_Task_
Sift the listing for lines that hold the string "AMAC" and pull them out.

[Figure collection entries]
>> Start
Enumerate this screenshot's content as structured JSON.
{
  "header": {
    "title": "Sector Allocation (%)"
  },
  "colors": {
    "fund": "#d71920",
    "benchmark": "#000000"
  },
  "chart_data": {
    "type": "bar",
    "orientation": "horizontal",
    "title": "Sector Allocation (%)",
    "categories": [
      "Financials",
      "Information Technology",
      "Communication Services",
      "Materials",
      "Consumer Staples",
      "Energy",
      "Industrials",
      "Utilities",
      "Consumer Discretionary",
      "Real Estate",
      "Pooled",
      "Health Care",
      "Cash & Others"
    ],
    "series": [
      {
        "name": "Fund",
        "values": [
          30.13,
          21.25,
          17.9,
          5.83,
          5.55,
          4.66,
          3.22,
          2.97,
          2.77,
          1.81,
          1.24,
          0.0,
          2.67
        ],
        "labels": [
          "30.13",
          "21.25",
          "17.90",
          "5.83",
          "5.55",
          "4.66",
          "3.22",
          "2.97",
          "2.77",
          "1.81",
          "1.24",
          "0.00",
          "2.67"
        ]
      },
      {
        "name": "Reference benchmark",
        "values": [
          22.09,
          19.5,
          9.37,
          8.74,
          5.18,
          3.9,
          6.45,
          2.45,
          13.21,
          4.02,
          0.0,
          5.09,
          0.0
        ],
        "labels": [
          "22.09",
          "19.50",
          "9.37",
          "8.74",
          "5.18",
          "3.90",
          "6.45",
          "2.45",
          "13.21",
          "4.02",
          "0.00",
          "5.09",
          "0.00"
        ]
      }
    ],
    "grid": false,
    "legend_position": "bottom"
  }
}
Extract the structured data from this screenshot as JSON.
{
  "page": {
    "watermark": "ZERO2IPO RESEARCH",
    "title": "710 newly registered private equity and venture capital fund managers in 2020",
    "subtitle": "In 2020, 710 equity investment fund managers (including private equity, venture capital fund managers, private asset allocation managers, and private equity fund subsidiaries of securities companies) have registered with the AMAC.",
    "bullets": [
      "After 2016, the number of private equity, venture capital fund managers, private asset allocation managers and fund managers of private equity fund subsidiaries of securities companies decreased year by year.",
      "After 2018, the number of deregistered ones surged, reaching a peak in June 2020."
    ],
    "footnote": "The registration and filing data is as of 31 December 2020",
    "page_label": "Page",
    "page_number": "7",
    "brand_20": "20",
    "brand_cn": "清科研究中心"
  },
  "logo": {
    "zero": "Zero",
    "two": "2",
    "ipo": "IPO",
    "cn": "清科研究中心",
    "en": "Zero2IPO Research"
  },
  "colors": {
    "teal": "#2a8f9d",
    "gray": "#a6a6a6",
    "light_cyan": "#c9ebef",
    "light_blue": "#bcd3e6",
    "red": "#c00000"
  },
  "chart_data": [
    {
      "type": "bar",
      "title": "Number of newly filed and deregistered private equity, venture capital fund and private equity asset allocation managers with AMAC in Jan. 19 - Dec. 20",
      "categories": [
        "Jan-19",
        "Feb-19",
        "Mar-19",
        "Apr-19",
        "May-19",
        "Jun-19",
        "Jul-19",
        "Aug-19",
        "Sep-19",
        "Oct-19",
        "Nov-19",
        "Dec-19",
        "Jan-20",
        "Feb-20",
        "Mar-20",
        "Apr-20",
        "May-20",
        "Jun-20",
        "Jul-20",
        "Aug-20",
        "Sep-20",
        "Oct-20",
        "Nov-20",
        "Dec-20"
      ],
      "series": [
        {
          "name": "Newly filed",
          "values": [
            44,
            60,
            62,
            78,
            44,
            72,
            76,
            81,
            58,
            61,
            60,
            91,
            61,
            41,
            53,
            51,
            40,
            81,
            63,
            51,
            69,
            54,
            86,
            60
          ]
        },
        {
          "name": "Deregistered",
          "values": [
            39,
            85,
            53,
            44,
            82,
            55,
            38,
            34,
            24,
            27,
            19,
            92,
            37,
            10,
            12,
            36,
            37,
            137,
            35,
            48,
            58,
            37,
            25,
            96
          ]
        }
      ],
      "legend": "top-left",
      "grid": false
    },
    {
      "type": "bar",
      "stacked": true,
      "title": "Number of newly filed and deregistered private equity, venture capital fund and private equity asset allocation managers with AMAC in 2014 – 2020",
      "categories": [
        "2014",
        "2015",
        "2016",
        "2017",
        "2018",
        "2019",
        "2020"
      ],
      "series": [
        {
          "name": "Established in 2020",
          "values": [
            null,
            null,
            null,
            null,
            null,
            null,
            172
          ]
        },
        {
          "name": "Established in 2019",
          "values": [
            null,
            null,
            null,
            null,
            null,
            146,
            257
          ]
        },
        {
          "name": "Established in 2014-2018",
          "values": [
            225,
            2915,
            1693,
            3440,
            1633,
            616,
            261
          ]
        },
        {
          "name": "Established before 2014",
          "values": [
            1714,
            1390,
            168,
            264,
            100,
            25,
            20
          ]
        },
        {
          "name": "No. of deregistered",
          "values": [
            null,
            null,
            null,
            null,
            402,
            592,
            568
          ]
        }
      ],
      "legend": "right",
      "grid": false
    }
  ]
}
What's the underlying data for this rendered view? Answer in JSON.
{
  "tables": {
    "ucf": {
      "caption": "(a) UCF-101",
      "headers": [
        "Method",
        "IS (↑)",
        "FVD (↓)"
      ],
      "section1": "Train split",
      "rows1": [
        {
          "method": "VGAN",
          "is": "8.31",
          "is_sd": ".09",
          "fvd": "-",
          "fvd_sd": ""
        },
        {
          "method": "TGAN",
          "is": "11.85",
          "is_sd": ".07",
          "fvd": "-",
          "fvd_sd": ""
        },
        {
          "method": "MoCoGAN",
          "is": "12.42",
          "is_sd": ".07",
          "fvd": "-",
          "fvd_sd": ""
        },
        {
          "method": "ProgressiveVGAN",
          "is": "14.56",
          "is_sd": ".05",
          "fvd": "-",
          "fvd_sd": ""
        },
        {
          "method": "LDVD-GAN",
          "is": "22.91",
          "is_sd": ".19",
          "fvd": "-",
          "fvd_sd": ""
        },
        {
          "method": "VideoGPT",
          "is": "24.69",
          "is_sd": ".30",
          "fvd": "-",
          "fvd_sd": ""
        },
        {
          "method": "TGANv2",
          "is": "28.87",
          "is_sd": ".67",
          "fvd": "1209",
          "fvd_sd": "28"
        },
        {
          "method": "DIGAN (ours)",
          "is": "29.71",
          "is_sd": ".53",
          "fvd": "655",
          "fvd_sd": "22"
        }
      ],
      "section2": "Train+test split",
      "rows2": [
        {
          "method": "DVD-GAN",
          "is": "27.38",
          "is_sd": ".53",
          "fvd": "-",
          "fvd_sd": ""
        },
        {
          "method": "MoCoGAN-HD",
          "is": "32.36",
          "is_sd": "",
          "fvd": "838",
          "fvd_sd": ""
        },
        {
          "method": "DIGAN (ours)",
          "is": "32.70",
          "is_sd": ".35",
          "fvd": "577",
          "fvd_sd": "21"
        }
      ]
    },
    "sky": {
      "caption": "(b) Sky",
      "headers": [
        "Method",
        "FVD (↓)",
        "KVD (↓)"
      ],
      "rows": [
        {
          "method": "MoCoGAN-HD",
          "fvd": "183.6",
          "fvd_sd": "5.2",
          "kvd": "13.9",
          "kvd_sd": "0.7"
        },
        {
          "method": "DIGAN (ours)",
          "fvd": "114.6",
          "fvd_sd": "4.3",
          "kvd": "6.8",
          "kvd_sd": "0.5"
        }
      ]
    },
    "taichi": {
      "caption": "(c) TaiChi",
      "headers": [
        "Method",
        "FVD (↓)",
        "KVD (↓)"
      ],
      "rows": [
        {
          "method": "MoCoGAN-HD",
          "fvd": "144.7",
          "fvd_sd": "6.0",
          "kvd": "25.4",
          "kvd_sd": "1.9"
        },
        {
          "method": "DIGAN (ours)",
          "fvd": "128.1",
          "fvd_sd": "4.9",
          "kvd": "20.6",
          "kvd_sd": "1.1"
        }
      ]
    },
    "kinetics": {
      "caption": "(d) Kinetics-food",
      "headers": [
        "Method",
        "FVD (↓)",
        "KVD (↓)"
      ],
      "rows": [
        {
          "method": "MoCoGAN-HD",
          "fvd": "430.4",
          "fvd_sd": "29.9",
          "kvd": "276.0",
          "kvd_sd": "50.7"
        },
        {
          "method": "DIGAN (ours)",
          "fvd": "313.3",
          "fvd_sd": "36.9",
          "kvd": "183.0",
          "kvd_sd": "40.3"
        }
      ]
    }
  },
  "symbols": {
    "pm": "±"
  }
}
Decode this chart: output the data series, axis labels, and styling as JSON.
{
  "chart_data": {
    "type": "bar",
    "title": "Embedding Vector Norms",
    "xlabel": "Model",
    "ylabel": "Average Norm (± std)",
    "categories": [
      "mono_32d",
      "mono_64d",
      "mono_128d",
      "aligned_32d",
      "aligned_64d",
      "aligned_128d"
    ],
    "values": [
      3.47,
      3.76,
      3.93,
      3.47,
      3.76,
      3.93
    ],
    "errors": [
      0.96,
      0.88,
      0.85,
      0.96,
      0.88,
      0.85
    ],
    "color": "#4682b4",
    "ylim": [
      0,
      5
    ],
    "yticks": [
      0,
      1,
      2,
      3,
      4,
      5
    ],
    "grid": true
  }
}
>> End
_Written response_
    "subtitle": "In 2020, 710 equity investment fund managers (including private equity, venture capital fund managers, private asset allocation managers, and private equity fund subsidiaries of securities companies) have registered with the AMAC.",
      "title": "Number of newly filed and deregistered private equity, venture capital fund and private equity asset allocation managers with AMAC in Jan. 19 - Dec. 20",
      "title": "Number of newly filed and deregistered private equity, venture capital fund and private equity asset allocation managers with AMAC in 2014 – 2020",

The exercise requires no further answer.